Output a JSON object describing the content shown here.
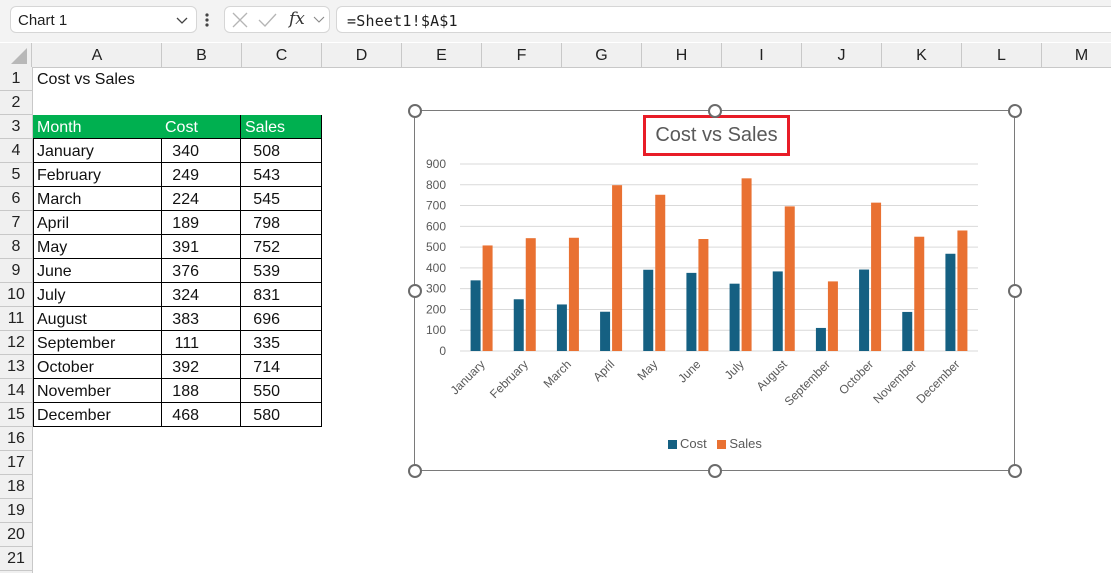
{
  "formula_bar": {
    "name_box": "Chart 1",
    "cancel_icon": "x-icon",
    "enter_icon": "check-icon",
    "function_icon": "fx",
    "formula": "=Sheet1!$A$1"
  },
  "columns": [
    "A",
    "B",
    "C",
    "D",
    "E",
    "F",
    "G",
    "H",
    "I",
    "J",
    "K",
    "L",
    "M"
  ],
  "rows": [
    "1",
    "2",
    "3",
    "4",
    "5",
    "6",
    "7",
    "8",
    "9",
    "10",
    "11",
    "12",
    "13",
    "14",
    "15",
    "16",
    "17",
    "18",
    "19",
    "20",
    "21"
  ],
  "sheet": {
    "a1": "Cost vs Sales",
    "table": {
      "headers": [
        "Month",
        "Cost",
        "Sales"
      ],
      "header_color": "#00b050",
      "rows": [
        [
          "January",
          "340",
          "508"
        ],
        [
          "February",
          "249",
          "543"
        ],
        [
          "March",
          "224",
          "545"
        ],
        [
          "April",
          "189",
          "798"
        ],
        [
          "May",
          "391",
          "752"
        ],
        [
          "June",
          "376",
          "539"
        ],
        [
          "July",
          "324",
          "831"
        ],
        [
          "August",
          "383",
          "696"
        ],
        [
          "September",
          "111",
          "335"
        ],
        [
          "October",
          "392",
          "714"
        ],
        [
          "November",
          "188",
          "550"
        ],
        [
          "December",
          "468",
          "580"
        ]
      ]
    }
  },
  "chart_data": {
    "type": "bar",
    "title": "Cost vs Sales",
    "title_highlight_color": "#e81c27",
    "categories": [
      "January",
      "February",
      "March",
      "April",
      "May",
      "June",
      "July",
      "August",
      "September",
      "October",
      "November",
      "December"
    ],
    "series": [
      {
        "name": "Cost",
        "color": "#156082",
        "values": [
          340,
          249,
          224,
          189,
          391,
          376,
          324,
          383,
          111,
          392,
          188,
          468
        ]
      },
      {
        "name": "Sales",
        "color": "#e97132",
        "values": [
          508,
          543,
          545,
          798,
          752,
          539,
          831,
          696,
          335,
          714,
          550,
          580
        ]
      }
    ],
    "yticks": [
      "0",
      "100",
      "200",
      "300",
      "400",
      "500",
      "600",
      "700",
      "800",
      "900"
    ],
    "ylim": [
      0,
      900
    ],
    "xlabel": "",
    "ylabel": "",
    "grid": true,
    "legend": "bottom"
  }
}
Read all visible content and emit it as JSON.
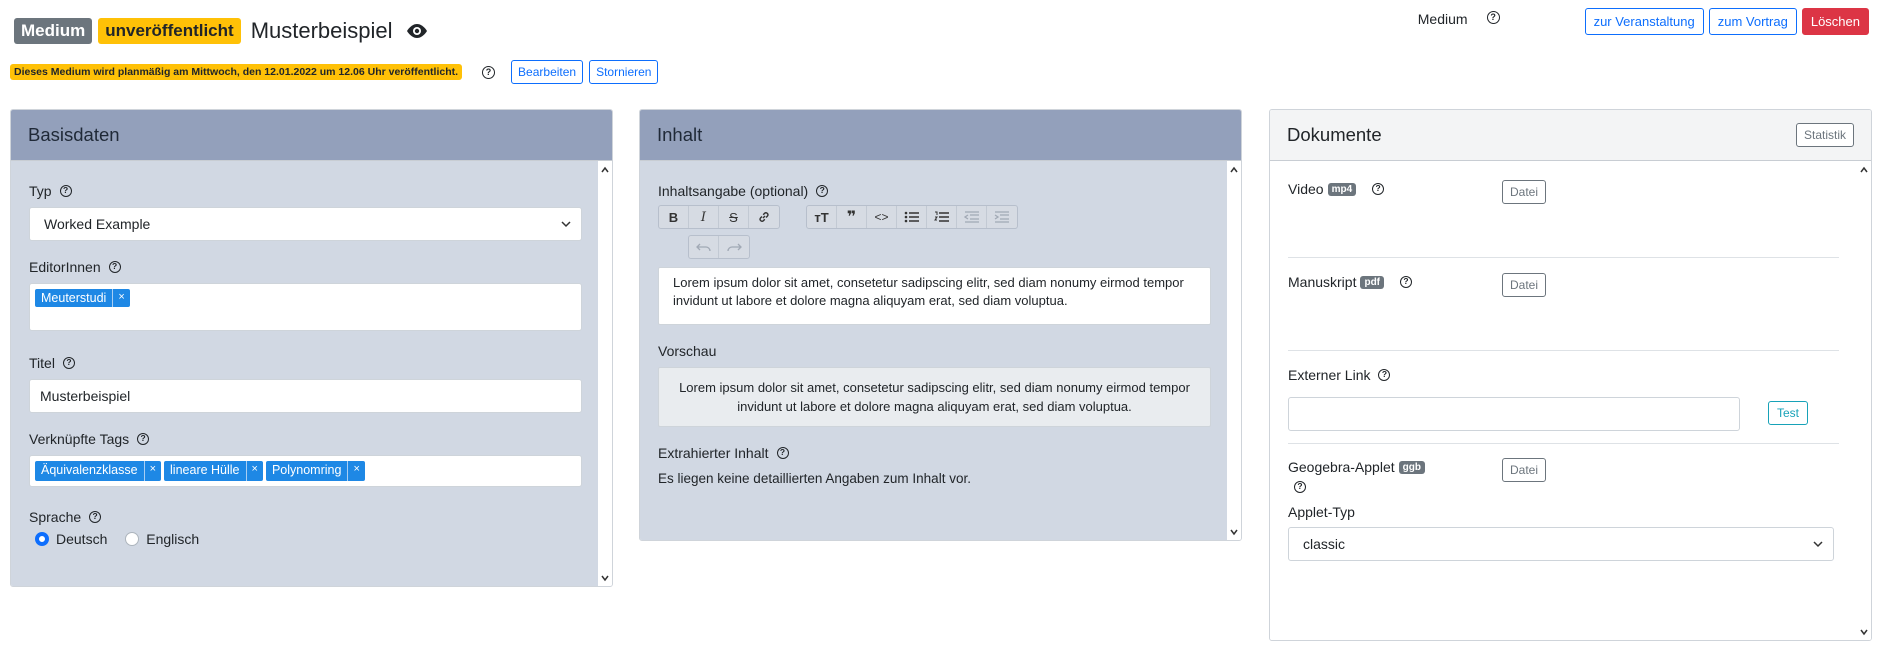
{
  "header": {
    "badge_medium": "Medium",
    "badge_status": "unveröffentlicht",
    "title": "Musterbeispiel",
    "right_label": "Medium",
    "btn_event": "zur Veranstaltung",
    "btn_talk": "zum Vortrag",
    "btn_delete": "Löschen"
  },
  "notice": {
    "text": "Dieses Medium wird planmäßig am Mittwoch, den 12.01.2022 um 12.06 Uhr veröffentlicht.",
    "btn_edit": "Bearbeiten",
    "btn_cancel": "Stornieren"
  },
  "basis": {
    "title": "Basisdaten",
    "type_label": "Typ",
    "type_value": "Worked Example",
    "editors_label": "EditorInnen",
    "editors": [
      "Meuterstudi"
    ],
    "title_label": "Titel",
    "title_value": "Musterbeispiel",
    "tags_label": "Verknüpfte Tags",
    "tags": [
      "Äquivalenzklasse",
      "lineare Hülle",
      "Polynomring"
    ],
    "lang_label": "Sprache",
    "lang_de": "Deutsch",
    "lang_en": "Englisch",
    "lang_selected": "Deutsch"
  },
  "content": {
    "title": "Inhalt",
    "summary_label": "Inhaltsangabe (optional)",
    "editor_text": "Lorem ipsum dolor sit amet, consetetur sadipscing elitr, sed diam nonumy eirmod tempor invidunt ut labore et dolore magna aliquyam erat, sed diam voluptua.",
    "preview_label": "Vorschau",
    "preview_text": "Lorem ipsum dolor sit amet, consetetur sadipscing elitr, sed diam nonumy eirmod tempor invidunt ut labore et dolore magna aliquyam erat, sed diam voluptua.",
    "extracted_label": "Extrahierter Inhalt",
    "extracted_text": "Es liegen keine detaillierten Angaben zum Inhalt vor."
  },
  "docs": {
    "title": "Dokumente",
    "stats_btn": "Statistik",
    "video_label": "Video",
    "video_badge": "mp4",
    "manuscript_label": "Manuskript",
    "manuscript_badge": "pdf",
    "file_btn": "Datei",
    "link_label": "Externer Link",
    "link_value": "",
    "test_btn": "Test",
    "geogebra_label": "Geogebra-Applet",
    "geogebra_badge": "ggb",
    "applet_type_label": "Applet-Typ",
    "applet_type_value": "classic"
  },
  "colors": {
    "primary": "#0d6efd",
    "danger": "#dc3545",
    "warning": "#ffc107",
    "secondary": "#6c757d",
    "card_header_blue": "#93a0bb",
    "card_body_blue": "#d1d8e3",
    "tag": "#1e88e5"
  }
}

GIVEN REQUEST
Determine how many lines in the listing above hold the word "consetetur", answering with the number only.

OUTPUT OF THE TASK
2